Check each line of the data below for the word "your", then extract the ones that have it.

[Saved entries]
((

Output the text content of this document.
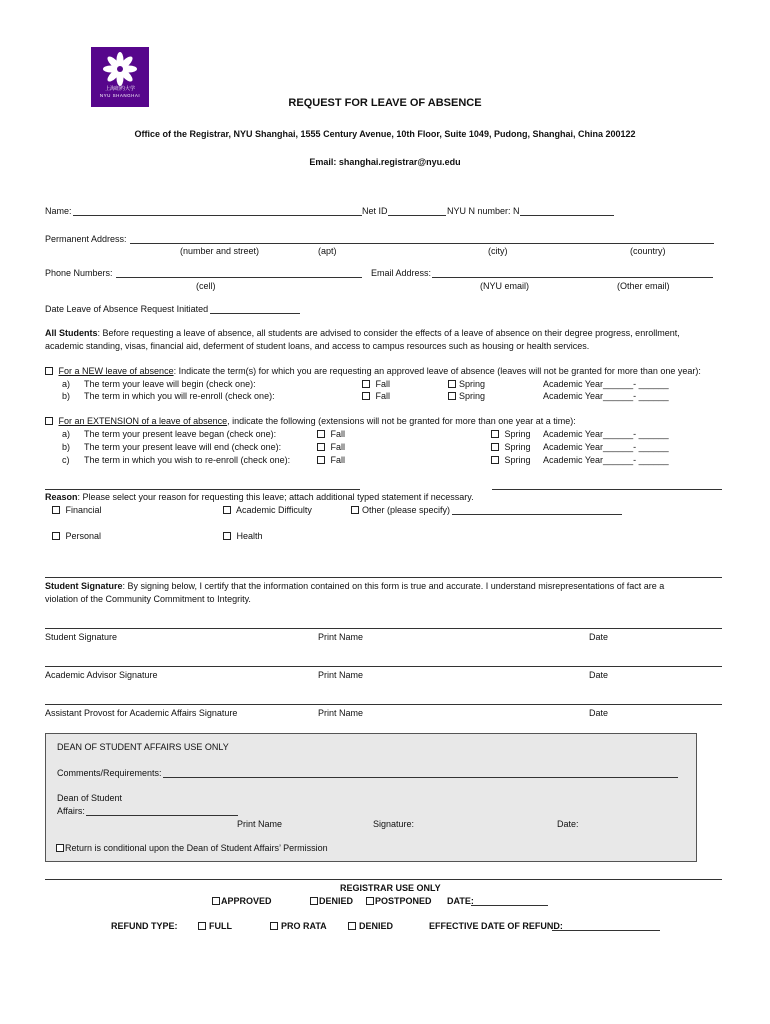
上海纽约大学
NYU SHANGHAI
REQUEST FOR LEAVE OF ABSENCE
Office of the Registrar, NYU Shanghai, 1555 Century Avenue, 10th Floor, Suite 1049, Pudong, Shanghai, China 200122
Email: shanghai.registrar@nyu.edu
Name:	Net ID	NYU N number: N
Permanent Address:
(number and street)	(apt)	(city)	(country)
Phone Numbers:	Email Address:
(cell)	(NYU email)	(Other email)
Date Leave of Absence Request Initiated
All Students: Before requesting a leave of absence, all students are advised to consider the effects of a leave of absence on their degree progress, enrollment,
academic standing, visas, financial aid, deferment of student loans, and access to campus resources such as housing or health services.
For a NEW leave of absence: Indicate the term(s) for which you are requesting an approved leave of absence (leaves will not be granted for more than one year):
a) The term your leave will begin (check one):	Fall	Spring	Academic Year______- ______
b) The term in which you will re-enroll (check one):	Fall	Spring	Academic Year______- ______
For an EXTENSION of a leave of absence, indicate the following (extensions will not be granted for more than one year at a time):
a) The term your present leave began (check one):	Fall	Spring Academic Year______- ______
b) The term your present leave will end (check one):	Fall	Spring Academic Year______- ______
c) The term in which you wish to re-enroll (check one):	Fall	Spring Academic Year______- ______
Reason: Please select your reason for requesting this leave; attach additional typed statement if necessary.
Financial	Academic Difficulty	Other (please specify)
Personal	Health
Student Signature: By signing below, I certify that the information contained on this form is true and accurate. I understand misrepresentations of fact are a
violation of the Community Commitment to Integrity.
Student Signature	Print Name	Date
Academic Advisor Signature	Print Name	Date
Assistant Provost for Academic Affairs Signature	Print Name	Date
DEAN OF STUDENT AFFAIRS USE ONLY
Comments/Requirements:
Dean of Student
Affairs:
Print Name	Signature:	Date:
Return is conditional upon the Dean of Student Affairs’ Permission
REGISTRAR USE ONLY
APPROVED	DENIED	POSTPONED DATE:
REFUND TYPE:	FULL	PRO RATA	DENIED	EFFECTIVE DATE OF REFUND:
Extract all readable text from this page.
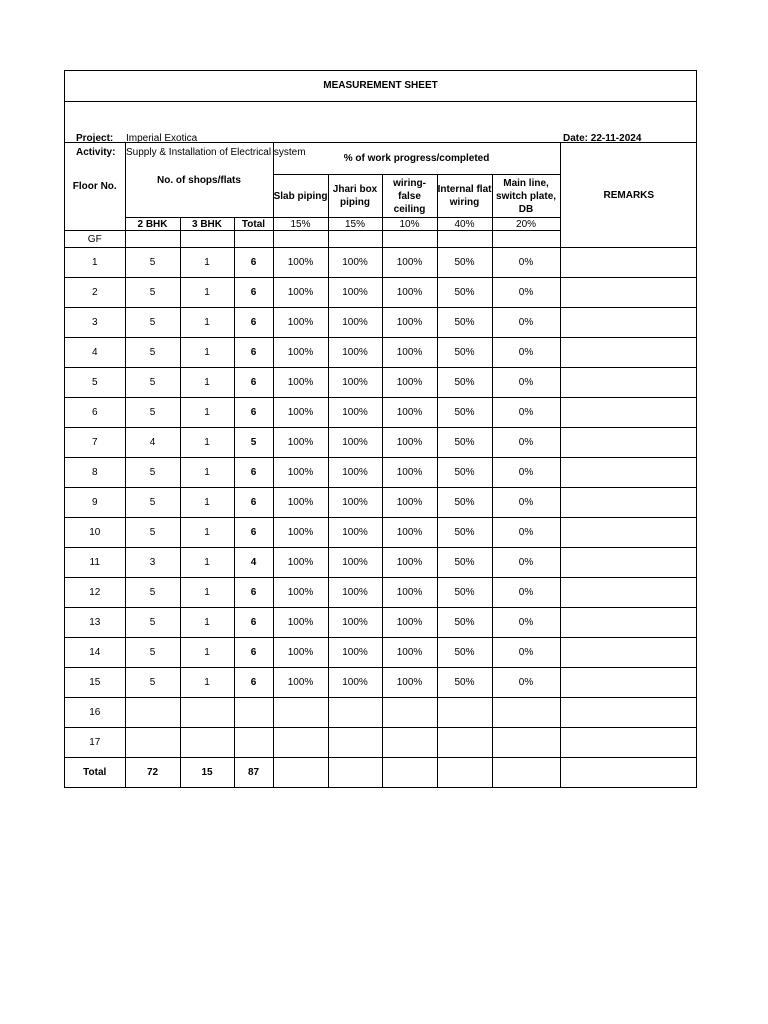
MEASUREMENT SHEET
Project: Imperial Exotica
Activity: Supply & Installation of Electrical system
Date: 22-11-2024
Floor No.	No. of shops/flats			% of work progress/completed					REMARKS
				Slab piping	Jhari box piping	wiring- false ceiling	Internal flat wiring	Main line, switch plate, DB	
	2 BHK	3 BHK	Total	15%	15%	10%	40%	20%	
GF									
1	5	1	6	100%	100%	100%	50%	0%	
2	5	1	6	100%	100%	100%	50%	0%	
3	5	1	6	100%	100%	100%	50%	0%	
4	5	1	6	100%	100%	100%	50%	0%	
5	5	1	6	100%	100%	100%	50%	0%	
6	5	1	6	100%	100%	100%	50%	0%	
7	4	1	5	100%	100%	100%	50%	0%	
8	5	1	6	100%	100%	100%	50%	0%	
9	5	1	6	100%	100%	100%	50%	0%	
10	5	1	6	100%	100%	100%	50%	0%	
11	3	1	4	100%	100%	100%	50%	0%	
12	5	1	6	100%	100%	100%	50%	0%	
13	5	1	6	100%	100%	100%	50%	0%	
14	5	1	6	100%	100%	100%	50%	0%	
15	5	1	6	100%	100%	100%	50%	0%	
16									
17									
Total	72	15	87						
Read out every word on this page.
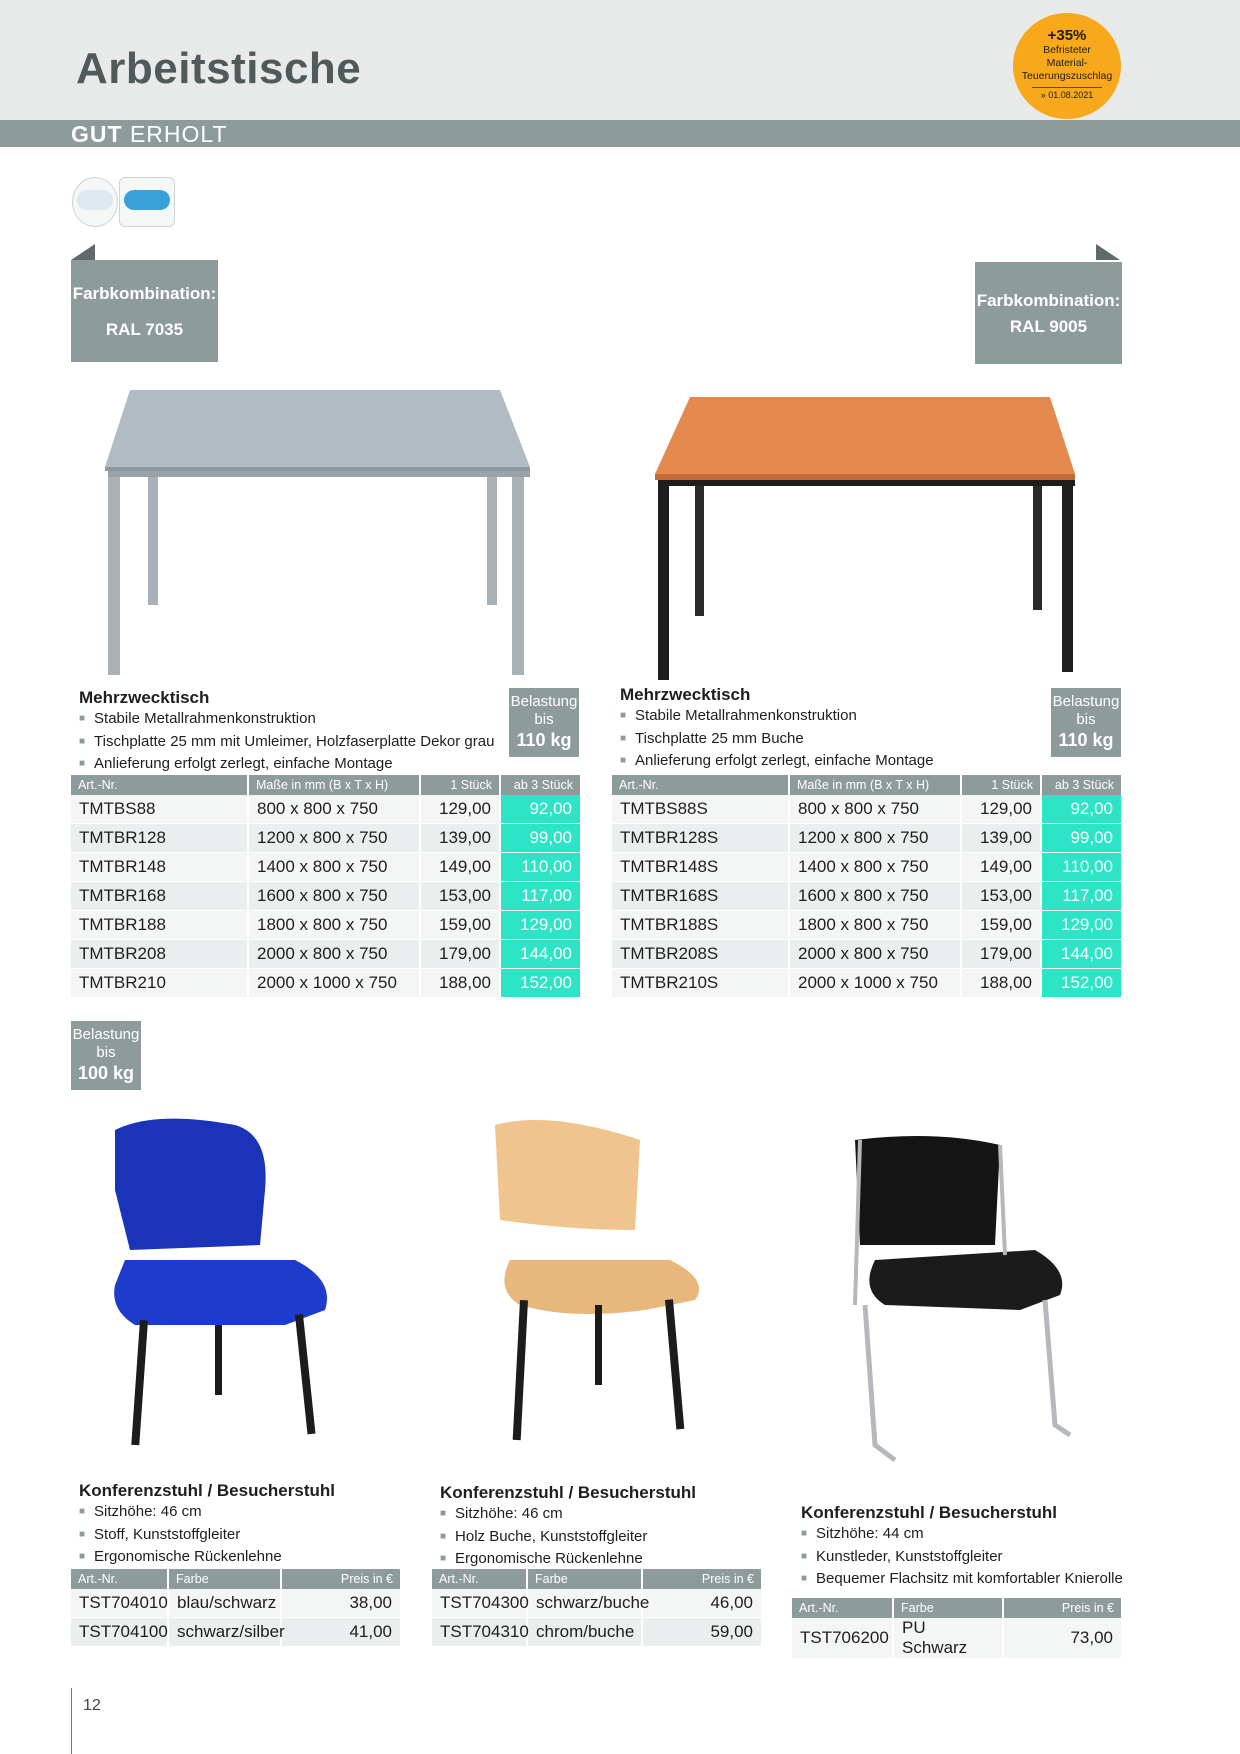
Arbeitstische
+35%
Befristeter
Material-
Teuerungszuschlag
» 01.08.2021
GUT ERHOLT
Farbkombination:
RAL 7035
Farbkombination:
RAL 9005
Mehrzwecktisch
■ Stabile Metallrahmenkonstruktion
■ Tischplatte 25 mm mit Umleimer, Holzfaserplatte Dekor grau
■ Anlieferung erfolgt zerlegt, einfache Montage
Belastung
bis
110 kg
Art.-Nr.	Maße in mm (B x T x H)	1 Stück	ab 3 Stück
TMTBS88	800 x 800 x 750	129,00	92,00
TMTBR128	1200 x 800 x 750	139,00	99,00
TMTBR148	1400 x 800 x 750	149,00	110,00
TMTBR168	1600 x 800 x 750	153,00	117,00
TMTBR188	1800 x 800 x 750	159,00	129,00
TMTBR208	2000 x 800 x 750	179,00	144,00
TMTBR210	2000 x 1000 x 750	188,00	152,00
Mehrzwecktisch
■ Stabile Metallrahmenkonstruktion
■ Tischplatte 25 mm Buche
■ Anlieferung erfolgt zerlegt, einfache Montage
Belastung
bis
110 kg
Art.-Nr.	Maße in mm (B x T x H)	1 Stück	ab 3 Stück
TMTBS88S	800 x 800 x 750	129,00	92,00
TMTBR128S	1200 x 800 x 750	139,00	99,00
TMTBR148S	1400 x 800 x 750	149,00	110,00
TMTBR168S	1600 x 800 x 750	153,00	117,00
TMTBR188S	1800 x 800 x 750	159,00	129,00
TMTBR208S	2000 x 800 x 750	179,00	144,00
TMTBR210S	2000 x 1000 x 750	188,00	152,00
Belastung
bis
100 kg
Konferenzstuhl / Besucherstuhl
■ Sitzhöhe: 46 cm
■ Stoff, Kunststoffgleiter
■ Ergonomische Rückenlehne
Art.-Nr.	Farbe	Preis in €
TST704010	blau/schwarz	38,00
TST704100	schwarz/silber	41,00
Konferenzstuhl / Besucherstuhl
■ Sitzhöhe: 46 cm
■ Holz Buche, Kunststoffgleiter
■ Ergonomische Rückenlehne
Art.-Nr.	Farbe	Preis in €
TST704300	schwarz/buche	46,00
TST704310	chrom/buche	59,00
Konferenzstuhl / Besucherstuhl
■ Sitzhöhe: 44 cm
■ Kunstleder, Kunststoffgleiter
■ Bequemer Flachsitz mit komfortabler Knierolle
Art.-Nr.	Farbe	Preis in €
TST706200	PU Schwarz	73,00
12
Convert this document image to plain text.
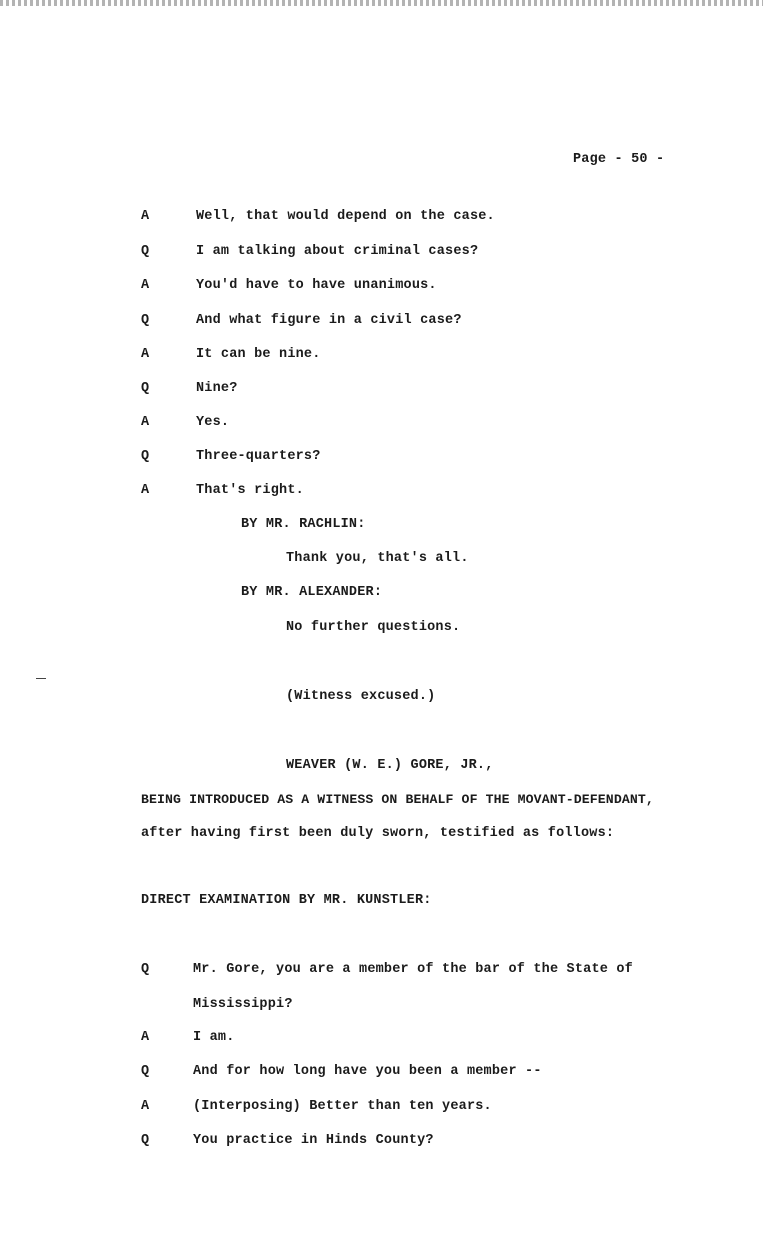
Page - 50 -
A	Well, that would depend on the case.
Q	I am talking about criminal cases?
A	You'd have to have unanimous.
Q	And what figure in a civil case?
A	It can be nine.
Q	Nine?
A	Yes.
Q	Three-quarters?
A	That's right.
BY MR. RACHLIN:
Thank you, that's all.
BY MR. ALEXANDER:
No further questions.
(Witness excused.)
WEAVER (W. E.) GORE, JR.,
BEING INTRODUCED AS A WITNESS ON BEHALF OF THE MOVANT-DEFENDANT,
after having first been duly sworn, testified as follows:
DIRECT EXAMINATION BY MR. KUNSTLER:
Q	Mr. Gore, you are a member of the bar of the State of
Mississippi?
A	I am.
Q	And for how long have you been a member --
A	(Interposing) Better than ten years.
Q	You practice in Hinds County?
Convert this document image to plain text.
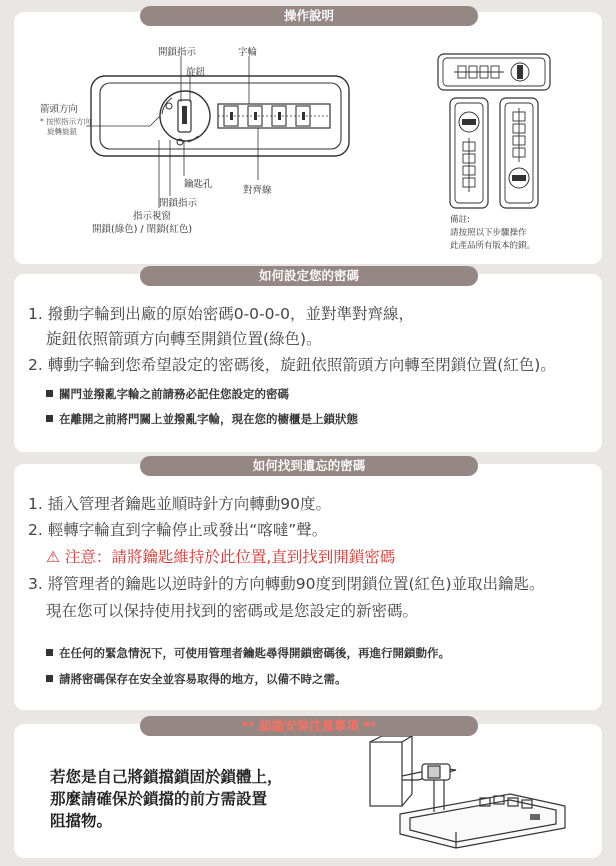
操作說明
開鎖指示	字輪
旋鈕
箭頭方向
* 按照指示方向
旋轉旋鈕
鑰匙孔
對齊線
閉鎖指示
指示視窗
開鎖(綠色) / 閉鎖(紅色)
備註:
請按照以下步驟操作
此產品所有版本的鎖。
如何設定您的密碼
1. 撥動字輪到出廠的原始密碼0-0-0-0，並對準對齊線，
旋鈕依照箭頭方向轉至開鎖位置(綠色)。
2. 轉動字輪到您希望設定的密碼後，旋鈕依照箭頭方向轉至閉鎖位置(紅色)。
關門並撥亂字輪之前請務必記住您設定的密碼
在離開之前將門關上並撥亂字輪，現在您的櫥櫃是上鎖狀態
如何找到遺忘的密碼
1. 插入管理者鑰匙並順時針方向轉動90度。
2. 輕轉字輪直到字輪停止或發出“喀噠”聲。
⚠ 注意：請將鑰匙維持於此位置,直到找到開鎖密碼
3. 將管理者的鑰匙以逆時針的方向轉動90度到閉鎖位置(紅色)並取出鑰匙。
現在您可以保持使用找到的密碼或是您設定的新密碼。
在任何的緊急情況下，可使用管理者鑰匙尋得開鎖密碼後，再進行開鎖動作。
請將密碼保存在安全並容易取得的地方，以備不時之需。
** 鎖擋安裝注意事項 **
若您是自己將鎖擋鎖固於鎖體上，
那麼請確保於鎖擋的前方需設置
阻擋物。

))

**Answer to the exercise:**
a) The term your leave will begin (check one):	Fall	Spring	Academic Year______- ______
a) The term your present leave began (check one):	Fall	Spring Academic Year______- ______
b) The term your present leave will end (check one):	Fall	Spring Academic Year______- ______
Reason: Please select your reason for requesting this leave; attach additional typed statement if necessary.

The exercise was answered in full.